*Figure content listings*:
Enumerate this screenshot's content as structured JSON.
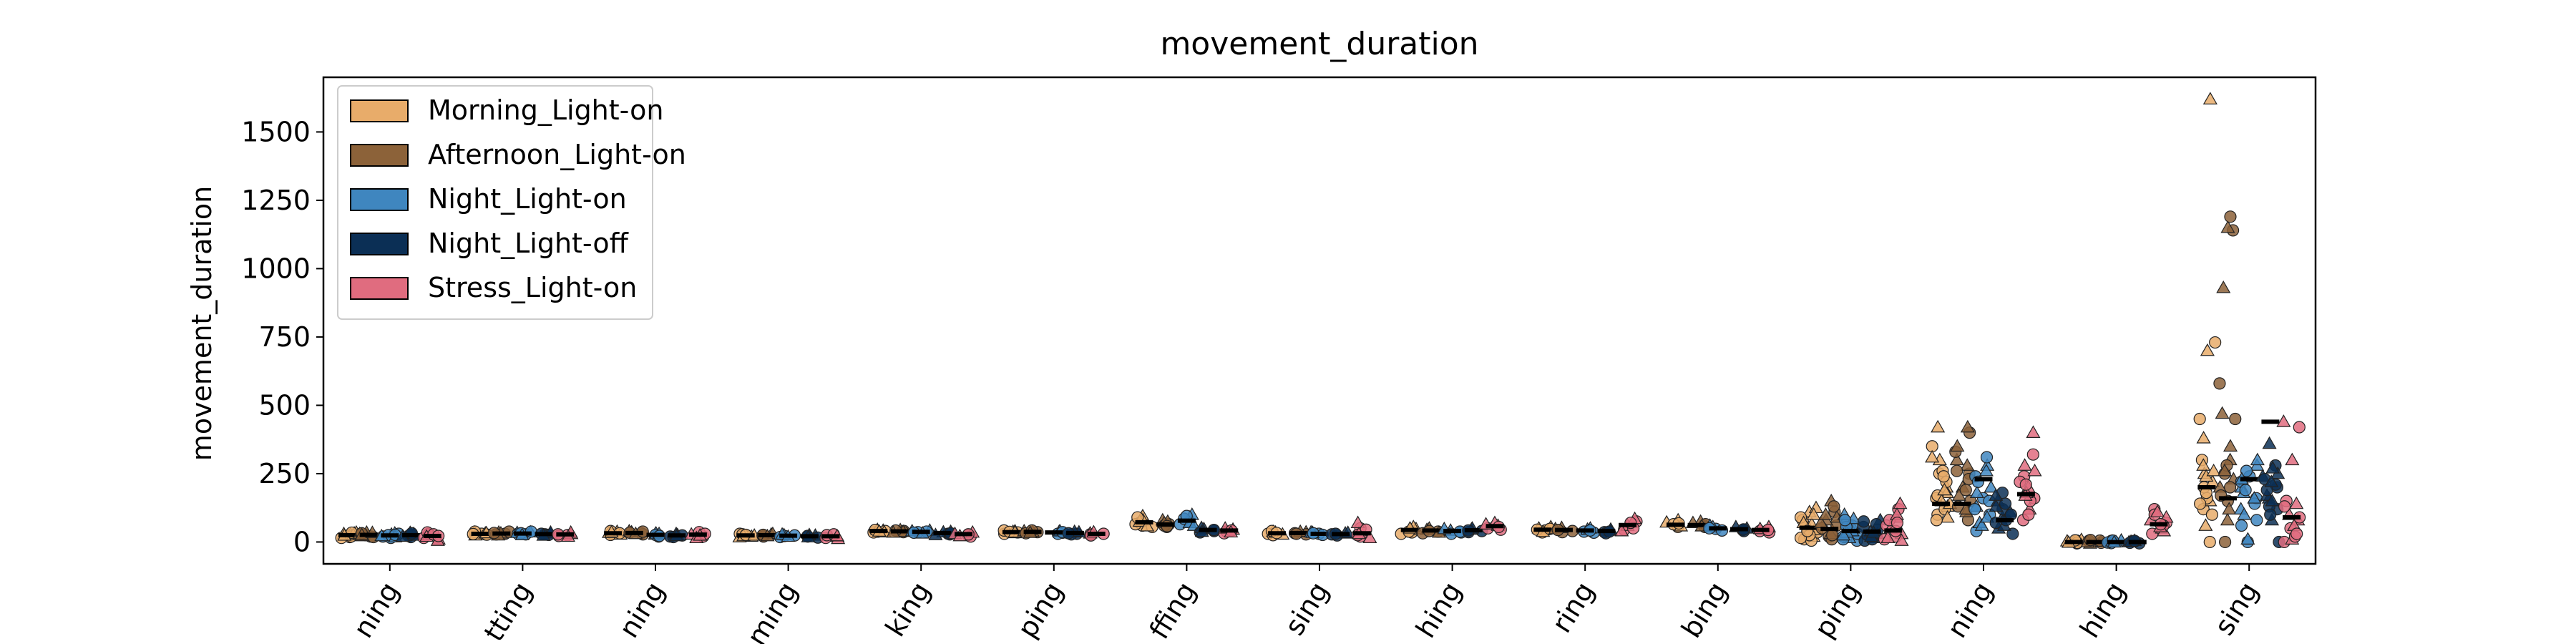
{
  "chart_data": {
    "type": "scatter",
    "title": "movement_duration",
    "xlabel": "",
    "ylabel": "movement_duration",
    "ylim": [
      -80,
      1700
    ],
    "yticks": [
      0,
      250,
      500,
      750,
      1000,
      1250,
      1500
    ],
    "grid": false,
    "legend_position": "top-left",
    "categories": [
      "ning",
      "tting",
      "ning",
      "ming",
      "king",
      "ping",
      "ffing",
      "sing",
      "hing",
      "ring",
      "bing",
      "ping",
      "ning",
      "hing",
      "sing"
    ],
    "series": [
      {
        "name": "Morning_Light-on",
        "color": "#e8ac6a",
        "values": [
          [
            22,
            30,
            18,
            35,
            25,
            28,
            15,
            32,
            20,
            26,
            34,
            24
          ],
          [
            28,
            35,
            30,
            25,
            38,
            32,
            27,
            33,
            29
          ],
          [
            30,
            38,
            26,
            34,
            40,
            28,
            32,
            36
          ],
          [
            25,
            20,
            30,
            18,
            28,
            22,
            26,
            24
          ],
          [
            38,
            42,
            35,
            45,
            40,
            36,
            44,
            39
          ],
          [
            35,
            40,
            30,
            38,
            42,
            33,
            37,
            36
          ],
          [
            70,
            85,
            60,
            95,
            55,
            80,
            65,
            75,
            90,
            58
          ],
          [
            30,
            38,
            25,
            35,
            40,
            28,
            33
          ],
          [
            40,
            48,
            35,
            55,
            30,
            45,
            38,
            50
          ],
          [
            42,
            50,
            35,
            55,
            45,
            38,
            48
          ],
          [
            60,
            72,
            55,
            80,
            65,
            58,
            68
          ],
          [
            10,
            20,
            35,
            55,
            80,
            110,
            5,
            45,
            25,
            65,
            90,
            125,
            15,
            70,
            40,
            100
          ],
          [
            100,
            130,
            160,
            200,
            250,
            300,
            350,
            420,
            120,
            180,
            220,
            140,
            260,
            90,
            170,
            310,
            80,
            150,
            240,
            190
          ],
          [
            -5,
            0,
            5,
            8,
            -3,
            3,
            6,
            -2
          ],
          [
            0,
            60,
            120,
            150,
            200,
            250,
            300,
            380,
            450,
            700,
            730,
            1620,
            160,
            220,
            100,
            280,
            180,
            240,
            140,
            260
          ]
        ],
        "medians": [
          25,
          30,
          32,
          24,
          40,
          36,
          72,
          32,
          44,
          45,
          63,
          52,
          140,
          0,
          200
        ]
      },
      {
        "name": "Afternoon_Light-on",
        "color": "#8c6239",
        "values": [
          [
            25,
            30,
            20,
            35,
            28,
            22,
            32,
            26,
            18,
            34
          ],
          [
            30,
            35,
            28,
            32,
            38,
            25,
            33
          ],
          [
            32,
            36,
            28,
            40,
            34,
            30,
            38
          ],
          [
            24,
            28,
            20,
            30,
            26,
            22
          ],
          [
            40,
            44,
            36,
            38,
            42,
            35
          ],
          [
            36,
            40,
            32,
            38,
            42,
            34
          ],
          [
            65,
            75,
            55,
            80,
            60,
            70,
            58
          ],
          [
            32,
            36,
            28,
            38,
            30
          ],
          [
            38,
            45,
            32,
            50,
            40,
            35
          ],
          [
            40,
            48,
            36,
            52,
            44
          ],
          [
            60,
            70,
            55,
            75,
            65,
            58
          ],
          [
            20,
            40,
            60,
            80,
            110,
            150,
            10,
            30,
            50,
            90,
            130,
            70,
            25,
            100
          ],
          [
            80,
            110,
            150,
            200,
            250,
            300,
            330,
            350,
            400,
            420,
            130,
            170,
            230,
            280,
            190,
            120,
            260
          ],
          [
            -3,
            2,
            5,
            -5,
            4,
            0,
            7
          ],
          [
            0,
            80,
            150,
            200,
            250,
            300,
            450,
            470,
            580,
            930,
            1140,
            1150,
            1190,
            120,
            170,
            230,
            280,
            350,
            200,
            260
          ]
        ],
        "medians": [
          26,
          31,
          33,
          25,
          39,
          37,
          64,
          33,
          42,
          44,
          62,
          48,
          140,
          0,
          160
        ]
      },
      {
        "name": "Night_Light-on",
        "color": "#3f86bf",
        "values": [
          [
            20,
            28,
            15,
            32,
            25,
            22,
            30,
            18,
            26
          ],
          [
            30,
            34,
            28,
            36,
            32,
            26,
            38
          ],
          [
            20,
            28,
            24,
            32,
            26,
            30,
            22
          ],
          [
            22,
            26,
            18,
            28,
            24,
            20
          ],
          [
            36,
            40,
            34,
            42,
            38,
            32
          ],
          [
            34,
            38,
            30,
            40,
            36
          ],
          [
            75,
            90,
            65,
            100,
            85,
            70,
            95,
            60
          ],
          [
            30,
            36,
            26,
            34,
            32
          ],
          [
            35,
            42,
            30,
            48,
            38
          ],
          [
            38,
            46,
            34,
            50,
            42
          ],
          [
            48,
            55,
            42,
            60,
            50
          ],
          [
            5,
            15,
            30,
            50,
            70,
            100,
            20,
            40,
            60,
            85,
            10,
            35,
            55,
            25,
            80
          ],
          [
            40,
            70,
            100,
            130,
            160,
            200,
            240,
            280,
            310,
            60,
            120,
            180,
            220,
            90,
            150,
            260
          ],
          [
            -4,
            0,
            4,
            6,
            -2,
            3,
            5,
            -1
          ],
          [
            0,
            10,
            60,
            120,
            160,
            200,
            240,
            280,
            140,
            180,
            220,
            100,
            80,
            160,
            260,
            300,
            190,
            230
          ]
        ],
        "medians": [
          24,
          31,
          26,
          23,
          37,
          35,
          78,
          30,
          40,
          42,
          50,
          40,
          230,
          0,
          230
        ]
      },
      {
        "name": "Night_Light-off",
        "color": "#0b2f55",
        "values": [
          [
            22,
            30,
            18,
            34,
            26,
            24,
            32,
            20
          ],
          [
            28,
            32,
            26,
            35,
            30,
            24
          ],
          [
            20,
            26,
            18,
            30,
            24,
            22
          ],
          [
            20,
            24,
            16,
            26,
            22,
            18
          ],
          [
            30,
            36,
            28,
            38,
            32,
            26
          ],
          [
            30,
            36,
            28,
            38,
            32
          ],
          [
            40,
            48,
            35,
            52,
            44,
            38
          ],
          [
            28,
            32,
            24,
            34,
            30
          ],
          [
            40,
            46,
            36,
            50,
            42
          ],
          [
            36,
            42,
            32,
            46,
            38
          ],
          [
            44,
            50,
            40,
            55,
            46
          ],
          [
            5,
            15,
            25,
            40,
            55,
            80,
            10,
            30,
            45,
            20,
            65,
            35,
            75
          ],
          [
            30,
            50,
            70,
            90,
            120,
            150,
            180,
            60,
            80,
            110,
            140,
            170,
            100,
            130
          ],
          [
            -5,
            0,
            3,
            5,
            -3,
            2,
            4
          ],
          [
            0,
            80,
            120,
            160,
            200,
            240,
            280,
            360,
            130,
            170,
            210,
            250,
            190,
            150,
            230,
            270,
            100,
            220
          ]
        ],
        "medians": [
          25,
          29,
          24,
          21,
          33,
          33,
          44,
          29,
          43,
          40,
          47,
          38,
          80,
          0,
          440
        ]
      },
      {
        "name": "Stress_Light-on",
        "color": "#e06c7f",
        "values": [
          [
            15,
            25,
            30,
            10,
            35,
            20,
            28,
            5,
            22
          ],
          [
            25,
            30,
            22,
            35,
            28,
            20
          ],
          [
            20,
            28,
            36,
            15,
            30,
            24
          ],
          [
            15,
            20,
            25,
            12,
            28,
            22
          ],
          [
            25,
            30,
            20,
            35,
            28,
            22
          ],
          [
            28,
            32,
            24,
            36,
            30
          ],
          [
            38,
            46,
            32,
            50,
            42,
            36
          ],
          [
            20,
            35,
            50,
            70,
            25,
            15,
            45,
            30
          ],
          [
            50,
            60,
            45,
            70,
            55,
            65
          ],
          [
            45,
            60,
            75,
            85,
            50,
            40,
            70
          ],
          [
            40,
            48,
            35,
            55,
            44
          ],
          [
            10,
            30,
            60,
            90,
            120,
            140,
            20,
            50,
            80,
            5,
            40,
            100,
            70,
            15
          ],
          [
            80,
            120,
            160,
            200,
            240,
            280,
            320,
            400,
            150,
            180,
            220,
            260,
            100,
            170,
            210
          ],
          [
            30,
            50,
            70,
            90,
            120,
            40,
            60,
            80,
            100,
            55,
            65,
            110
          ],
          [
            0,
            10,
            50,
            100,
            150,
            300,
            420,
            440,
            20,
            80,
            130,
            60,
            90,
            140,
            30
          ]
        ],
        "medians": [
          22,
          28,
          27,
          21,
          29,
          30,
          42,
          32,
          58,
          62,
          44,
          42,
          175,
          65,
          90
        ]
      }
    ]
  }
}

*TASK OBJECTIVE*:
Count the lines of the material that include the word "name", then report only the total.

*EXERCISE RESPONSE*:
5